Every line below should be repeated exactly.

Data lines:
==================================================
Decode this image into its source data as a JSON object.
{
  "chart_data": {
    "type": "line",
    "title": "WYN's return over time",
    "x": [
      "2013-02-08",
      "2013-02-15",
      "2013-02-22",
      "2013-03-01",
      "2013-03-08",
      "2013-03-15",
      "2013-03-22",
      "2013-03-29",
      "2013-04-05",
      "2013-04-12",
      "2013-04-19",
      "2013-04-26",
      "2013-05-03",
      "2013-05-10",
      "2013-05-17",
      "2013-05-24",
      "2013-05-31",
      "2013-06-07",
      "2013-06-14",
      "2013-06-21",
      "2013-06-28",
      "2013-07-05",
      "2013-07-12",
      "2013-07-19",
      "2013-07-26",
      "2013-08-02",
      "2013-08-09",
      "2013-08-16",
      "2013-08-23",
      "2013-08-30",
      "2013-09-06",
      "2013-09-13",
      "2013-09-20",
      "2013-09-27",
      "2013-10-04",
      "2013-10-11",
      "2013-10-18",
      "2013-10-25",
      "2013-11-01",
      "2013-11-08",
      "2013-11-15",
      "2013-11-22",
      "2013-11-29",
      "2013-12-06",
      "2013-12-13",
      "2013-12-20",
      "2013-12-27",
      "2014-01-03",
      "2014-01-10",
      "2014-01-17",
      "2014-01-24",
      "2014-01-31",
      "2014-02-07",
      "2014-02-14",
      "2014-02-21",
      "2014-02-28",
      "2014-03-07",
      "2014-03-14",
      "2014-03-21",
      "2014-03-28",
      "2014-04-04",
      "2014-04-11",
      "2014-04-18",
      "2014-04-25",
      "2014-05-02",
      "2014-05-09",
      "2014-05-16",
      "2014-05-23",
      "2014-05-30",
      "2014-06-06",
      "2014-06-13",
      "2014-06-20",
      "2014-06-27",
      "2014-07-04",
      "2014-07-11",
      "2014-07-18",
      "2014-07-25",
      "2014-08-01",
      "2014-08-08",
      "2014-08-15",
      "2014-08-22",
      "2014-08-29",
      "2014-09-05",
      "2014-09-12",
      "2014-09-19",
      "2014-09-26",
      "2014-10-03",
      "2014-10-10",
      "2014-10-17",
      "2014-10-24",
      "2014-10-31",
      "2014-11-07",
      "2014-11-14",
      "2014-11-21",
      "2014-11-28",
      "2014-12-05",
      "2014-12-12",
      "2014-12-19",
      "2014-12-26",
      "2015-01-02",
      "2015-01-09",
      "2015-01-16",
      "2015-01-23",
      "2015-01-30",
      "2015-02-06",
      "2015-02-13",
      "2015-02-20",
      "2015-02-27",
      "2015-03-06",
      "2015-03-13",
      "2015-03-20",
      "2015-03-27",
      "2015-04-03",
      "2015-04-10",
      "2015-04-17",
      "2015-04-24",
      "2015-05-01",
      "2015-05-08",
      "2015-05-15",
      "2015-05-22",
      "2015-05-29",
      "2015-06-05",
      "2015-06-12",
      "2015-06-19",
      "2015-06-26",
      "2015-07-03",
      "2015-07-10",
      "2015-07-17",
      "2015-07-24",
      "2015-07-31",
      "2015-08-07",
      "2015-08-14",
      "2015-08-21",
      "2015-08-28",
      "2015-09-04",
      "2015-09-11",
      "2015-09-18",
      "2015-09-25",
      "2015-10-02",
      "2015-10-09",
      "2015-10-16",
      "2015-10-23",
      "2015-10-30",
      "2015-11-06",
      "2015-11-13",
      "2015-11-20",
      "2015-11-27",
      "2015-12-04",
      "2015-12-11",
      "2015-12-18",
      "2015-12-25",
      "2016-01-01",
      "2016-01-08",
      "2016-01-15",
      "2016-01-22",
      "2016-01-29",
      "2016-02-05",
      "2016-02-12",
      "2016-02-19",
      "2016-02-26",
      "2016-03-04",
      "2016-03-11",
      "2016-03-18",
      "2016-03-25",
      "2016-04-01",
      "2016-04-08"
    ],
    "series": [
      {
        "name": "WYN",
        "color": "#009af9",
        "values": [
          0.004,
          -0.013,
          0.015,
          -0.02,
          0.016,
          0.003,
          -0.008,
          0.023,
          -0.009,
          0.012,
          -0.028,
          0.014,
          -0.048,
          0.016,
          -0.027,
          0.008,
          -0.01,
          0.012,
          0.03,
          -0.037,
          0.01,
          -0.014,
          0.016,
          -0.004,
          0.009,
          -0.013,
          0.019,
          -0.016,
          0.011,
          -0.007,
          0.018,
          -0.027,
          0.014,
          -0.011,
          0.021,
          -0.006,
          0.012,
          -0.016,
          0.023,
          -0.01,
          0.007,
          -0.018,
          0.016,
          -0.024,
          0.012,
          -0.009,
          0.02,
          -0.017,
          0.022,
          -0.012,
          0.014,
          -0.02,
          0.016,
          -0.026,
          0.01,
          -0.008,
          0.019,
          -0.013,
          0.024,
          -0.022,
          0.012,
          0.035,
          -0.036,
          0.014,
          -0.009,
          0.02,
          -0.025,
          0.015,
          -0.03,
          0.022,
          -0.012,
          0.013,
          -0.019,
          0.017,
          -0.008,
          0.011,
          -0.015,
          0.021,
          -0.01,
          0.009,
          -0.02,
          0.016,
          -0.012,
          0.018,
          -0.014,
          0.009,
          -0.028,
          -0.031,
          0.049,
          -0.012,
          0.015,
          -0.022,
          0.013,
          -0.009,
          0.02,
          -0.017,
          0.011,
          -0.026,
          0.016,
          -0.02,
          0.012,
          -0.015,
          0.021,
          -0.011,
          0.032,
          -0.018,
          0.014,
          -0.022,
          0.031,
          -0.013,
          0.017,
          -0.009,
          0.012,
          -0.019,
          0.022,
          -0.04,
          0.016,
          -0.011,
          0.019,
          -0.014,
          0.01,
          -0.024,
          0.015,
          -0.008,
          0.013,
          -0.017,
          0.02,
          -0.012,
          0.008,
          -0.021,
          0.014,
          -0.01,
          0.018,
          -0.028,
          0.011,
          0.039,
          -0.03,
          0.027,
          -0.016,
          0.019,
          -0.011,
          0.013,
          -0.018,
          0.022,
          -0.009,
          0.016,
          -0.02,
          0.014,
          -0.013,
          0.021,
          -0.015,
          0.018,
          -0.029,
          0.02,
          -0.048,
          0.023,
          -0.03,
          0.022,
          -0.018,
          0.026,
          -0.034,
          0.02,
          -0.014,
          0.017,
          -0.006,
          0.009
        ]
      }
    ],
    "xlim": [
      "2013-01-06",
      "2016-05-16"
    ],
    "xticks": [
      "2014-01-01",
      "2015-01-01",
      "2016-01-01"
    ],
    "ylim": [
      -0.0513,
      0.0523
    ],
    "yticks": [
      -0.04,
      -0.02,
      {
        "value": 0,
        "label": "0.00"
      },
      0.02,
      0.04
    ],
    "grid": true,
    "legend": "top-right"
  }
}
==================================================
Solution to this problem:
Decode this image into its source data as a JSON object.
{
  "chart_data": {
    "type": "line",
    "title": "WYN's return over time",
    "x": [
      "2013-02-08",
      "2013-02-15",
      "2013-02-22",
      "2013-03-01",
      "2013-03-08",
      "2013-03-15",
      "2013-03-22",
      "2013-03-29",
      "2013-04-05",
      "2013-04-12",
      "2013-04-19",
      "2013-04-26",
      "2013-05-03",
      "2013-05-10",
      "2013-05-17",
      "2013-05-24",
      "2013-05-31",
      "2013-06-07",
      "2013-06-14",
      "2013-06-21",
      "2013-06-28",
      "2013-07-05",
      "2013-07-12",
      "2013-07-19",
      "2013-07-26",
      "2013-08-02",
      "2013-08-09",
      "2013-08-16",
      "2013-08-23",
      "2013-08-30",
      "2013-09-06",
      "2013-09-13",
      "2013-09-20",
      "2013-09-27",
      "2013-10-04",
      "2013-10-11",
      "2013-10-18",
      "2013-10-25",
      "2013-11-01",
      "2013-11-08",
      "2013-11-15",
      "2013-11-22",
      "2013-11-29",
      "2013-12-06",
      "2013-12-13",
      "2013-12-20",
      "2013-12-27",
      "2014-01-03",
      "2014-01-10",
      "2014-01-17",
      "2014-01-24",
      "2014-01-31",
      "2014-02-07",
      "2014-02-14",
      "2014-02-21",
      "2014-02-28",
      "2014-03-07",
      "2014-03-14",
      "2014-03-21",
      "2014-03-28",
      "2014-04-04",
      "2014-04-11",
      "2014-04-18",
      "2014-04-25",
      "2014-05-02",
      "2014-05-09",
      "2014-05-16",
      "2014-05-23",
      "2014-05-30",
      "2014-06-06",
      "2014-06-13",
      "2014-06-20",
      "2014-06-27",
      "2014-07-04",
      "2014-07-11",
      "2014-07-18",
      "2014-07-25",
      "2014-08-01",
      "2014-08-08",
      "2014-08-15",
      "2014-08-22",
      "2014-08-29",
      "2014-09-05",
      "2014-09-12",
      "2014-09-19",
      "2014-09-26",
      "2014-10-03",
      "2014-10-10",
      "2014-10-17",
      "2014-10-24",
      "2014-10-31",
      "2014-11-07",
      "2014-11-14",
      "2014-11-21",
      "2014-11-28",
      "2014-12-05",
      "2014-12-12",
      "2014-12-19",
      "2014-12-26",
      "2015-01-02",
      "2015-01-09",
      "2015-01-16",
      "2015-01-23",
      "2015-01-30",
      "2015-02-06",
      "2015-02-13",
      "2015-02-20",
      "2015-02-27",
      "2015-03-06",
      "2015-03-13",
      "2015-03-20",
      "2015-03-27",
      "2015-04-03",
      "2015-04-10",
      "2015-04-17",
      "2015-04-24",
      "2015-05-01",
      "2015-05-08",
      "2015-05-15",
      "2015-05-22",
      "2015-05-29",
      "2015-06-05",
      "2015-06-12",
      "2015-06-19",
      "2015-06-26",
      "2015-07-03",
      "2015-07-10",
      "2015-07-17",
      "2015-07-24",
      "2015-07-31",
      "2015-08-07",
      "2015-08-14",
      "2015-08-21",
      "2015-08-28",
      "2015-09-04",
      "2015-09-11",
      "2015-09-18",
      "2015-09-25",
      "2015-10-02",
      "2015-10-09",
      "2015-10-16",
      "2015-10-23",
      "2015-10-30",
      "2015-11-06",
      "2015-11-13",
      "2015-11-20",
      "2015-11-27",
      "2015-12-04",
      "2015-12-11",
      "2015-12-18",
      "2015-12-25",
      "2016-01-01",
      "2016-01-08",
      "2016-01-15",
      "2016-01-22",
      "2016-01-29",
      "2016-02-05",
      "2016-02-12",
      "2016-02-19",
      "2016-02-26",
      "2016-03-04",
      "2016-03-11",
      "2016-03-18",
      "2016-03-25",
      "2016-04-01",
      "2016-04-08"
    ],
    "series": [
      {
        "name": "WYN",
        "color": "#009af9",
        "values": [
          0.004,
          -0.013,
          0.015,
          -0.02,
          0.016,
          0.003,
          -0.008,
          0.023,
          -0.009,
          0.012,
          -0.028,
          0.014,
          -0.048,
          0.016,
          -0.027,
          0.008,
          -0.01,
          0.012,
          0.03,
          -0.037,
          0.01,
          -0.014,
          0.016,
          -0.004,
          0.009,
          -0.013,
          0.019,
          -0.016,
          0.011,
          -0.007,
          0.018,
          -0.027,
          0.014,
          -0.011,
          0.021,
          -0.006,
          0.012,
          -0.016,
          0.023,
          -0.01,
          0.007,
          -0.018,
          0.016,
          -0.024,
          0.012,
          -0.009,
          0.02,
          -0.017,
          0.022,
          -0.012,
          0.014,
          -0.02,
          0.016,
          -0.026,
          0.01,
          -0.008,
          0.019,
          -0.013,
          0.024,
          -0.022,
          0.012,
          0.035,
          -0.036,
          0.014,
          -0.009,
          0.02,
          -0.025,
          0.015,
          -0.03,
          0.022,
          -0.012,
          0.013,
          -0.019,
          0.017,
          -0.008,
          0.011,
          -0.015,
          0.021,
          -0.01,
          0.009,
          -0.02,
          0.016,
          -0.012,
          0.018,
          -0.014,
          0.009,
          -0.028,
          -0.031,
          0.049,
          -0.012,
          0.015,
          -0.022,
          0.013,
          -0.009,
          0.02,
          -0.017,
          0.011,
          -0.026,
          0.016,
          -0.02,
          0.012,
          -0.015,
          0.021,
          -0.011,
          0.032,
          -0.018,
          0.014,
          -0.022,
          0.031,
          -0.013,
          0.017,
          -0.009,
          0.012,
          -0.019,
          0.022,
          -0.04,
          0.016,
          -0.011,
          0.019,
          -0.014,
          0.01,
          -0.024,
          0.015,
          -0.008,
          0.013,
          -0.017,
          0.02,
          -0.012,
          0.008,
          -0.021,
          0.014,
          -0.01,
          0.018,
          -0.028,
          0.011,
          0.039,
          -0.03,
          0.027,
          -0.016,
          0.019,
          -0.011,
          0.013,
          -0.018,
          0.022,
          -0.009,
          0.016,
          -0.02,
          0.014,
          -0.013,
          0.021,
          -0.015,
          0.018,
          -0.029,
          0.02,
          -0.048,
          0.023,
          -0.03,
          0.022,
          -0.018,
          0.026,
          -0.034,
          0.02,
          -0.014,
          0.017,
          -0.006,
          0.009
        ]
      }
    ],
    "xlim": [
      "2013-01-06",
      "2016-05-16"
    ],
    "xticks": [
      "2014-01-01",
      "2015-01-01",
      "2016-01-01"
    ],
    "ylim": [
      -0.0513,
      0.0523
    ],
    "yticks": [
      -0.04,
      -0.02,
      {
        "value": 0,
        "label": "0.00"
      },
      0.02,
      0.04
    ],
    "grid": true,
    "legend": "top-right"
  }
}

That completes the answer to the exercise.